> [Exercise requirements]:
Filter the listing and keep only the lines with the word "नगरप".

> [Raw data]:
* * * * * * * * *

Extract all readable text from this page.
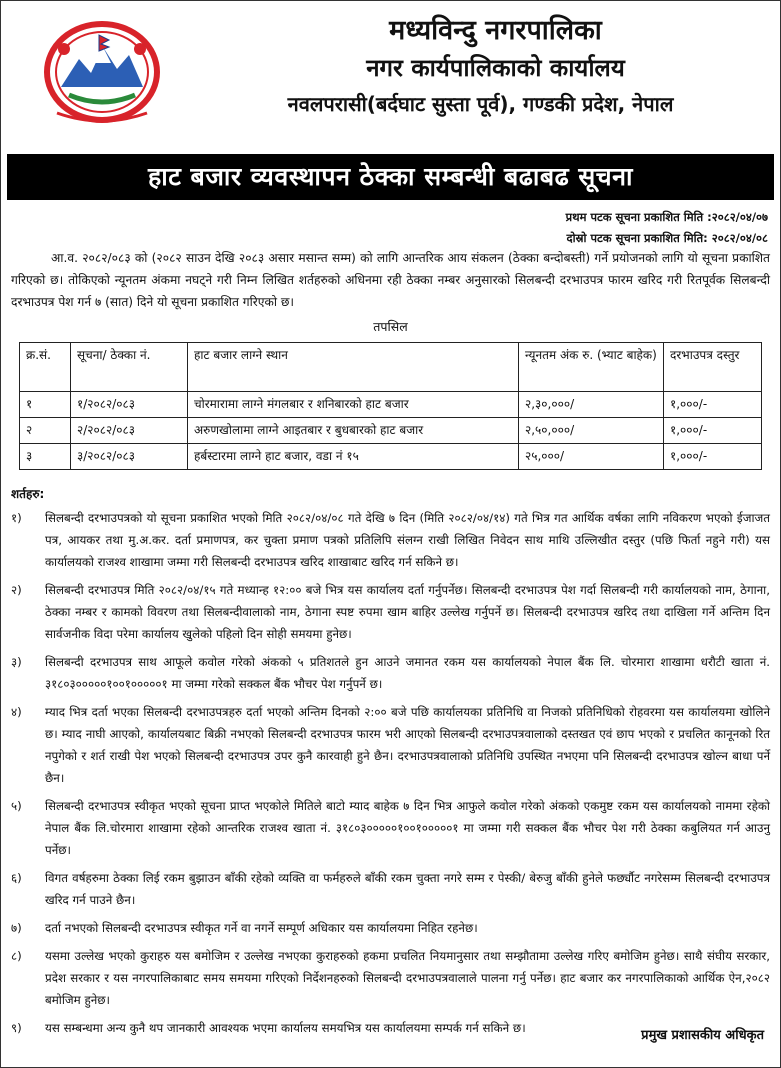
मध्यविन्दु नगरपालिका
नगर कार्यपालिकाको कार्यालय
नवलपरासी(बर्दघाट सुस्ता पूर्व), गण्डकी प्रदेश, नेपाल
हाट बजार व्यवस्थापन ठेक्का सम्बन्धी बढाबढ सूचना
प्रथम पटक सूचना प्रकाशित मिति :२०८२/०४/०७
दोस्रो पटक सूचना प्रकाशित मिति: २०८२/०४/०८
आ.व. २०८२/०८३ को (२०८२ साउन देखि २०८३ असार मसान्त सम्म) को लागि आन्तरिक आय संकलन (ठेक्का बन्दोबस्ती) गर्ने प्रयोजनको लागि यो सूचना प्रकाशित गरिएको छ। तोकिएको न्यूनतम अंकमा नघट्ने गरी निम्न लिखित शर्तहरुको अधिनमा रही ठेक्का नम्बर अनुसारको सिलबन्दी दरभाउपत्र फारम खरिद गरी रितपूर्वक सिलबन्दी दरभाउपत्र पेश गर्न ७ (सात) दिने यो सूचना प्रकाशित गरिएको छ।
तपसिल
क्र.सं.	सूचना/ ठेक्का नं.	हाट बजार लाग्ने स्थान	न्यूनतम अंक रु. (भ्याट बाहेक)	दरभाउपत्र दस्तुर
१	१/२०८२/०८३	चोरमारामा लाग्ने मंगलबार र शनिबारको हाट बजार	२,३०,०००/	१,०००/-
२	२/२०८२/०८३	अरुणखोलामा लाग्ने आइतबार र बुधबारको हाट बजार	२,५०,०००/	१,०००/-
३	३/२०८२/०८३	हर्बस्टारमा लाग्ने हाट बजार, वडा नं १५	२५,०००/	१,०००/-
शर्तहरु:
१)	सिलबन्दी दरभाउपत्रको यो सूचना प्रकाशित भएको मिति २०८२/०४/०८ गते देखि ७ दिन (मिति २०८२/०४/१४) गते भित्र गत आर्थिक वर्षका लागि नविकरण भएको ईजाजत पत्र, आयकर तथा मु.अ.कर. दर्ता प्रमाणपत्र, कर चुक्ता प्रमाण पत्रको प्रतिलिपि संलग्न राखी लिखित निवेदन साथ माथि उल्लिखीत दस्तुर (पछि फिर्ता नहुने गरी) यस कार्यालयको राजश्व शाखामा जम्मा गरी सिलबन्दी दरभाउपत्र खरिद शाखाबाट खरिद गर्न सकिने छ।
२)	सिलबन्दी दरभाउपत्र मिति २०८२/०४/१५ गते मध्यान्ह १२:०० बजे भित्र यस कार्यालय दर्ता गर्नुपर्नेछ। सिलबन्दी दरभाउपत्र पेश गर्दा सिलबन्दी गरी कार्यालयको नाम, ठेगाना, ठेक्का नम्बर र कामको विवरण तथा सिलबन्दीवालाको नाम, ठेगाना स्पष्ट रुपमा खाम बाहिर उल्लेख गर्नुपर्ने छ। सिलबन्दी दरभाउपत्र खरिद तथा दाखिला गर्ने अन्तिम दिन सार्वजनीक विदा परेमा कार्यालय खुलेको पहिलो दिन सोही समयमा हुनेछ।
३)	सिलबन्दी दरभाउपत्र साथ आफूले कवोल गरेको अंकको ५ प्रतिशतले हुन आउने जमानत रकम यस कार्यालयको नेपाल बैंक लि. चोरमारा शाखामा धरौटी खाता नं. ३१८०३०००००१००१०००००१ मा जम्मा गरेको सक्कल बैंक भौचर पेश गर्नुपर्ने छ।
४)	म्याद भित्र दर्ता भएका सिलबन्दी दरभाउपत्रहरु दर्ता भएको अन्तिम दिनको २:०० बजे पछि कार्यालयका प्रतिनिधि वा निजको प्रतिनिधिको रोहवरमा यस कार्यालयमा खोलिने छ। म्याद नाघी आएको, कार्यालयबाट बिक्री नभएको सिलबन्दी दरभाउपत्र फारम भरी आएको सिलबन्दी दरभाउपत्रवालाको दस्तखत एवं छाप भएको र प्रचलित कानूनको रित नपुगेको र शर्त राखी पेश भएको सिलबन्दी दरभाउपत्र उपर कुनै कारवाही हुने छैन। दरभाउपत्रवालाको प्रतिनिधि उपस्थित नभएमा पनि सिलबन्दी दरभाउपत्र खोल्न बाधा पर्ने छैन।
५)	सिलबन्दी दरभाउपत्र स्वीकृत भएको सूचना प्राप्त भएकोले मितिले बाटो म्याद बाहेक ७ दिन भित्र आफुले कवोल गरेको अंकको एकमुष्ट रकम यस कार्यालयको नाममा रहेको नेपाल बैंक लि.चोरमारा शाखामा रहेको आन्तरिक राजश्व खाता नं. ३१८०३०००००१००१०००००१ मा जम्मा गरी सक्कल बैंक भौचर पेश गरी ठेक्का कबुलियत गर्न आउनु पर्नेछ।
६)	विगत वर्षहरुमा ठेक्का लिई रकम बुझाउन बाँकी रहेको व्यक्ति वा फर्महरुले बाँकी रकम चुक्ता नगरे सम्म र पेस्की/ बेरुजु बाँकी हुनेले फर्छ्यौट नगरेसम्म सिलबन्दी दरभाउपत्र खरिद गर्न पाउने छैन।
७)	दर्ता नभएको सिलबन्दी दरभाउपत्र स्वीकृत गर्ने वा नगर्ने सम्पूर्ण अधिकार यस कार्यालयमा निहित रहनेछ।
८)	यसमा उल्लेख भएको कुराहरु यस बमोजिम र उल्लेख नभएका कुराहरुको हकमा प्रचलित नियमानुसार तथा सम्झौतामा उल्लेख गरिए बमोजिम हुनेछ। साथै संघीय सरकार, प्रदेश सरकार र यस नगरपालिकाबाट समय समयमा गरिएको निर्देशनहरुको सिलबन्दी दरभाउपत्रवालाले पालना गर्नु पर्नेछ। हाट बजार कर नगरपालिकाको आर्थिक ऐन,२०८२ बमोजिम हुनेछ।
९)	यस सम्बन्धमा अन्य कुनै थप जानकारी आवश्यक भएमा कार्यालय समयभित्र यस कार्यालयमा सम्पर्क गर्न सकिने छ।	प्रमुख प्रशासकीय अधिकृत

* * * * * * * * *

> [Output for this exercise]:
मध्यविन्दु नगरपालिका
८)	यसमा उल्लेख भएको कुराहरु यस बमोजिम र उल्लेख नभएका कुराहरुको हकमा प्रचलित नियमानुसार तथा सम्झौतामा उल्लेख गरिए बमोजिम हुनेछ। साथै संघीय सरकार, प्रदेश सरकार र यस नगरपालिकाबाट समय समयमा गरिएको निर्देशनहरुको सिलबन्दी दरभाउपत्रवालाले पालना गर्नु पर्नेछ। हाट बजार कर नगरपालिकाको आर्थिक ऐन,२०८२ बमोजिम हुनेछ।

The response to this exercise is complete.